List of computing projects
This is a place to list projects which make the code much easier to contribute to/use, but don't necessarily add to the science:
- Lint/black everything
- ~Make the ranking statistics truly modular~ - done
- Make all of PyCBC Live run in the single executable
- e.g. singles stuff and new Denty bins moves into modules rather than separate executables, executables become wrappers around the modules
- ~Make everything use init_logging (as appropriate)~ - done
- ~Standardise how versioning is handled by each executable~ - done
- Make releases easier, e.g. remove requirement to do release/unrelease commits
- Injection sorting (for foundmissed and injection minifollowup) should use a common function
Add suggestions, and they may be implemented if I or others get time
Reminder that there is a whole wiki page of projects for PyCBC Live, including computing stuff: https://github.com/gwastro/pycbc/wiki/PyCBC-Live-O4-development
It would be really nice if PyCBC Live's single fitting code did not have to read tons of trigger files from a slow filesystem. Maybe we can keep a RAM rolling cache of triggers to be used for the fits?
It would be really nice if PyCBC Live's single fitting code did not have to read tons of trigger files from a slow filesystem. Maybe we can keep a RAM rolling cache of triggers to be used for the fits?
I'd discussed this with @ArthurTolley recently, but had thought that any cache would be ridiculously large. If it isn't, then this would make things a lot easier
Turns out the slow filesystem is not the issue, see https://github.com/gwastro/pycbc/issues/4501. I guess improving that still counts as "computing" though!

* ACTIONS TO TAKE *
(1) Can you print, verbatim, the lines of the records starting at the line that contains "x-tick-label: 600,00 <box>325" and ending at the line that contains "x-axis-ticks: 0,00 200,00", with both of those lines included?
(2) Would you pick up the PyCBC computing projects thread and carry it on from its last post?
The PyCBC computing projects thread has no connection to the records.

* Collected data entries *
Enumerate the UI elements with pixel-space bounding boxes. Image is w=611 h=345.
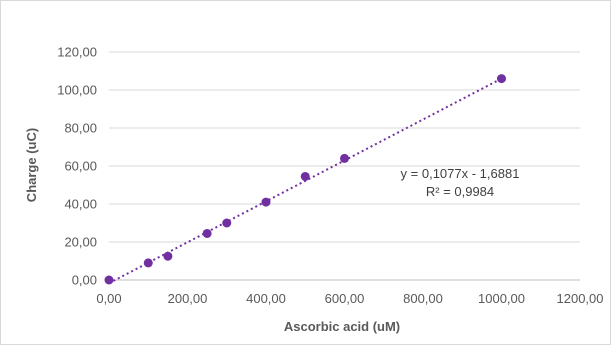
x-tick-label: 600,00 <box>325 291 365 306</box>
x-axis-title: Ascorbic acid (uM) <box>284 319 400 334</box>
x-tick-label: 200,00 <box>168 291 208 306</box>
x-axis-ticks: 0,00 200,00 400,00 600,00 800,00 1000,00 1200,… <box>96 291 603 306</box>
data-point <box>163 251 173 261</box>
data-point <box>202 228 212 238</box>
y-tick-label: 40,00 <box>64 197 97 212</box>
data-point <box>261 197 271 207</box>
y-axis-title: Charge (uC) <box>24 128 39 202</box>
y-tick-label: 80,00 <box>64 121 97 136</box>
y-tick-label: 0,00 <box>72 273 97 288</box>
data-points <box>104 74 506 285</box>
x-tick-label: 0,00 <box>96 291 121 306</box>
x-tick-label: 400,00 <box>246 291 286 306</box>
y-tick-label: 100,00 <box>57 83 97 98</box>
y-tick-label: 120,00 <box>57 45 97 60</box>
data-point <box>300 171 310 181</box>
data-point <box>340 153 349 163</box>
x-tick-label: 1200,00 <box>557 291 604 306</box>
y-axis-ticks: 0,00 20,00 40,00 60,00 80,00 100,00 120,00 <box>57 45 97 288</box>
r-squared-label: R² = 0,9984 <box>426 184 494 199</box>
x-tick-label: 800,00 <box>403 291 443 306</box>
data-point <box>143 258 153 268</box>
gridlines <box>109 51 580 243</box>
data-point <box>497 74 506 84</box>
y-tick-label: 60,00 <box>64 159 97 174</box>
y-tick-label: 20,00 <box>64 235 97 250</box>
data-point <box>104 275 114 285</box>
x-tick-label: 1000,00 <box>478 291 525 306</box>
data-point <box>222 218 232 228</box>
trendline-equation: y = 0,1077x - 1,6881 <box>401 166 520 181</box>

* ANSWERS *
(1)
x-tick-label: 600,00 <box>325 291 365 306</box>
x-axis-title: Ascorbic acid (uM) <box>284 319 400 334</box>
x-tick-label: 200,00 <box>168 291 208 306</box>
x-axis-ticks: 0,00 200,00 400,00 600,00 800,00 1000,00 1200,… <box>96 291 603 306</box>

(2)
Version information is incomplete for released code (sometimes?!)
e.g. v2.2.0 is complete:
(pycbc-v2.2.0) ~$ pycbc_page_foreground --version
Version: 2.2.0 Branch: None Tag: v2.2.0 Id: eb2559e4b7e40c24ffea29d6fff2b5cdbc70662e Builder: Unknown
User <> Build date: 2023-03-09 20:18:12 +0000 Repository status is CLEAN: All modifications committed
but v2.2.2 isn't:
(pycbc-v2.2.2) ~$ pycbc_page_foreground --version
Version: 2.2.2 Branch: Tag: Id: Builder: Build date: Repository status is
For released code is it not sufficient to say "This is version 2.2.2"?
For released code is it not sufficient to say "This is version 2.2.2"?
Build date would also be useful, but I get the rest is superfluous
For the 'Make everything use init_logging (as appropriate)' task, we can also use this as an opportunity to avoid the super-verbose pegasus loigging when running workflow generators.
I think we can pass a logger instance, pycbc_logger, as an optional argument to init_logging, and then by calling pycbc_logger.info instead of logging.info we avoid passing the verbosity to imported modules.
However passing this to our own modules means an extra argument to each function, and so things become complicated
There's better options than sending the logger through to every function .... Maybe Coleman would have suggestions on this?
Yup - wanted to avoid it for that reason.
Coleman suggested a couple of things:
- wrapping every noisy call to Pegasus with a
withstatement reducing the logging level- This may be tractable as the pegasus calls themselves are almost all contained within
pycbc/workflow/pegasus_workflow.py, with just one outside this inpycbc/workflow/core.py - In fact I think it is just this call causing the extreme verbosity because of the parallelisation of inspiral jobs
- This may be tractable as the pegasus calls themselves are almost all contained within
- If pegasus uses a named logger, grab it and reduce the level see here
- I think it does, so this may be a better option than the above as it will cut things out in future as well
- Set up a filter see here
- raising a github issue for pegasus saying "please be less verbose"
It would be really nice if PyCBC Live's single fitting code did not have to read tons of trigger files from a slow filesystem. Maybe we can keep a RAM rolling cache of triggers to be used for the fits?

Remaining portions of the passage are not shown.